Work to complete: Please report every line from the material that contains the word "Substance".

Provided information:
● ● ● ●
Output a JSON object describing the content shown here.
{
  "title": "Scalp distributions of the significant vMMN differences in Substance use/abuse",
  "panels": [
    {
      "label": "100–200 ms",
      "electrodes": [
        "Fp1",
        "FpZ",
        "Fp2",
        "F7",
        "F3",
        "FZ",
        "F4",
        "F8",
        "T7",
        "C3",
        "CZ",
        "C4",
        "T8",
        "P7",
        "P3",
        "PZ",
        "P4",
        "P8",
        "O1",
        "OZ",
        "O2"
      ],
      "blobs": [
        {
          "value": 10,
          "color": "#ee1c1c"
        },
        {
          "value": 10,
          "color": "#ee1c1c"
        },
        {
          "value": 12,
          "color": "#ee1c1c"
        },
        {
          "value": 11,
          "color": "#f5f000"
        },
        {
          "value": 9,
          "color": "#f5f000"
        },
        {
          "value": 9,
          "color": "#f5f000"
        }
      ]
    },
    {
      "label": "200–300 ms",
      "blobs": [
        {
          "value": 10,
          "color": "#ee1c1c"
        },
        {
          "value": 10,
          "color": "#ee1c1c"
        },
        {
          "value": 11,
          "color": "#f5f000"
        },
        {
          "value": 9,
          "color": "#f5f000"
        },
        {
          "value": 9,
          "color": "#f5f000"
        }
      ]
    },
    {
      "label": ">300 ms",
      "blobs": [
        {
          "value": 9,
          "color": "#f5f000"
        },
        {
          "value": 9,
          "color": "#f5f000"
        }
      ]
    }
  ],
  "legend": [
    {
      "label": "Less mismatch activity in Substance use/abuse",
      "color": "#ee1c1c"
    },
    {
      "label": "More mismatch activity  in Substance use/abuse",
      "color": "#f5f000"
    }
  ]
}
● ● ● ●
Exercise output:
  "title": "Scalp distributions of the significant vMMN differences in Substance use/abuse",
      "label": "Less mismatch activity in Substance use/abuse",
      "label": "More mismatch activity  in Substance use/abuse",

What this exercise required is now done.